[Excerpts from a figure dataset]
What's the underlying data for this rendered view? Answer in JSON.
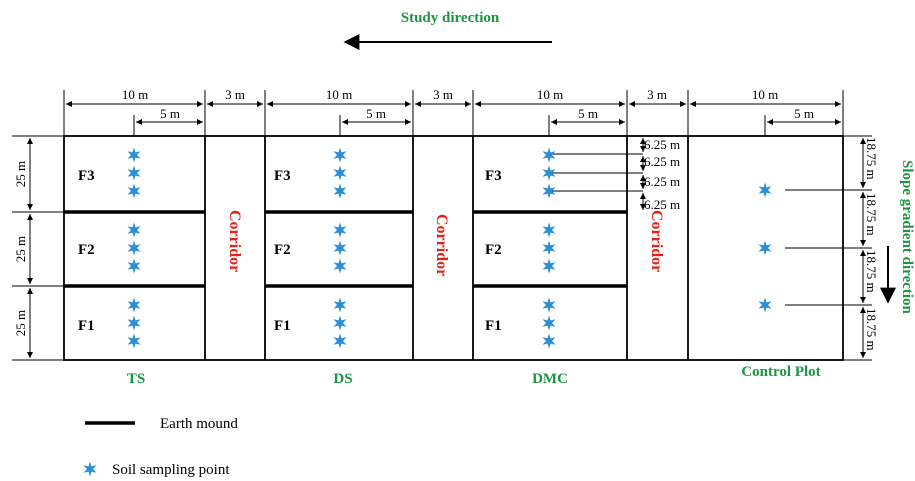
{
  "title": "Study direction",
  "side_label": "Slope gradient direction",
  "corridor_label": "Corridor",
  "plots": [
    {
      "name": "TS",
      "rows": [
        "F3",
        "F2",
        "F1"
      ]
    },
    {
      "name": "DS",
      "rows": [
        "F3",
        "F2",
        "F1"
      ]
    },
    {
      "name": "DMC",
      "rows": [
        "F3",
        "F2",
        "F1"
      ]
    },
    {
      "name": "Control Plot",
      "rows": []
    }
  ],
  "dims": {
    "plot_width": "10 m",
    "corridor_width": "3 m",
    "half_width": "5 m",
    "row_height": "25 m",
    "subspacing": "6.25 m",
    "control_spacing": "18.75 m"
  },
  "legend": {
    "mound": "Earth mound",
    "point": "Soil sampling point"
  },
  "colors": {
    "accent_green": "#1a9642",
    "corridor_red": "#e4211c",
    "point_blue": "#2a8fd6",
    "line": "#000000"
  }
}
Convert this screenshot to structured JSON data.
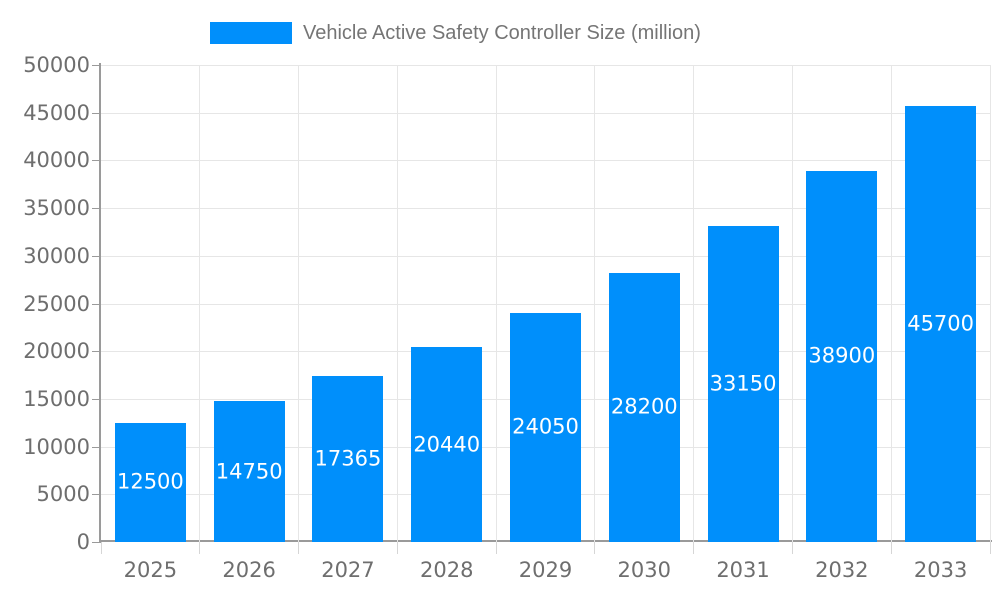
{
  "legend": {
    "series_label": "Vehicle Active Safety Controller Size (million)",
    "position": "top"
  },
  "chart_data": {
    "type": "bar",
    "title": "Vehicle Active Safety Controller Size (million)",
    "categories": [
      "2025",
      "2026",
      "2027",
      "2028",
      "2029",
      "2030",
      "2031",
      "2032",
      "2033"
    ],
    "values": [
      12500,
      14750,
      17365,
      20440,
      24050,
      28200,
      33150,
      38900,
      45700
    ],
    "xlabel": "",
    "ylabel": "",
    "ylim": [
      0,
      50000
    ],
    "yticks": [
      0,
      5000,
      10000,
      15000,
      20000,
      25000,
      30000,
      35000,
      40000,
      45000,
      50000
    ],
    "grid": true,
    "legend_position": "top",
    "value_labels_inside_bars": true,
    "colors": {
      "bar": "#008FFB",
      "bar_label": "#FFFFFF",
      "grid": "#E6E6E6",
      "axis_line": "#9A9A9A",
      "x_tick": "#D6D6D6",
      "axis_text": "#6E6E6E",
      "legend_text": "#757575",
      "background": "#FFFFFF"
    }
  }
}
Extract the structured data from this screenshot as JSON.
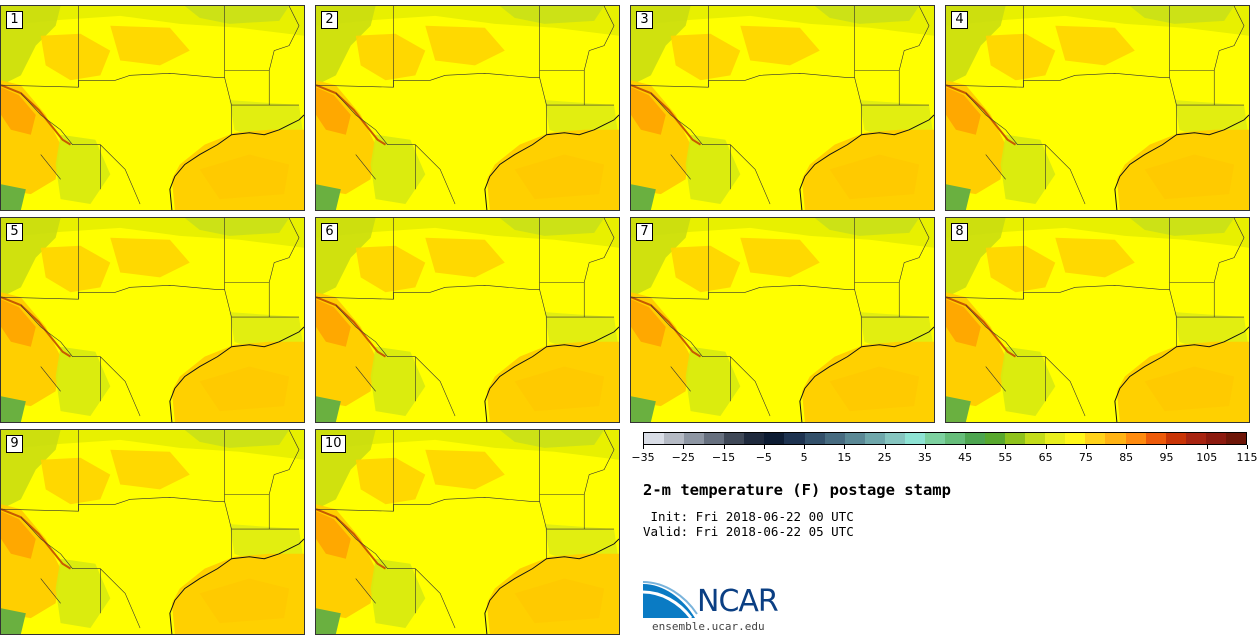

Written problem: In the records above, find each line holding "title" and copy it.

Solution for this exercise:
  "title": "Study direction",
    "title": "Vehicle Active Safety Controller Size (million)",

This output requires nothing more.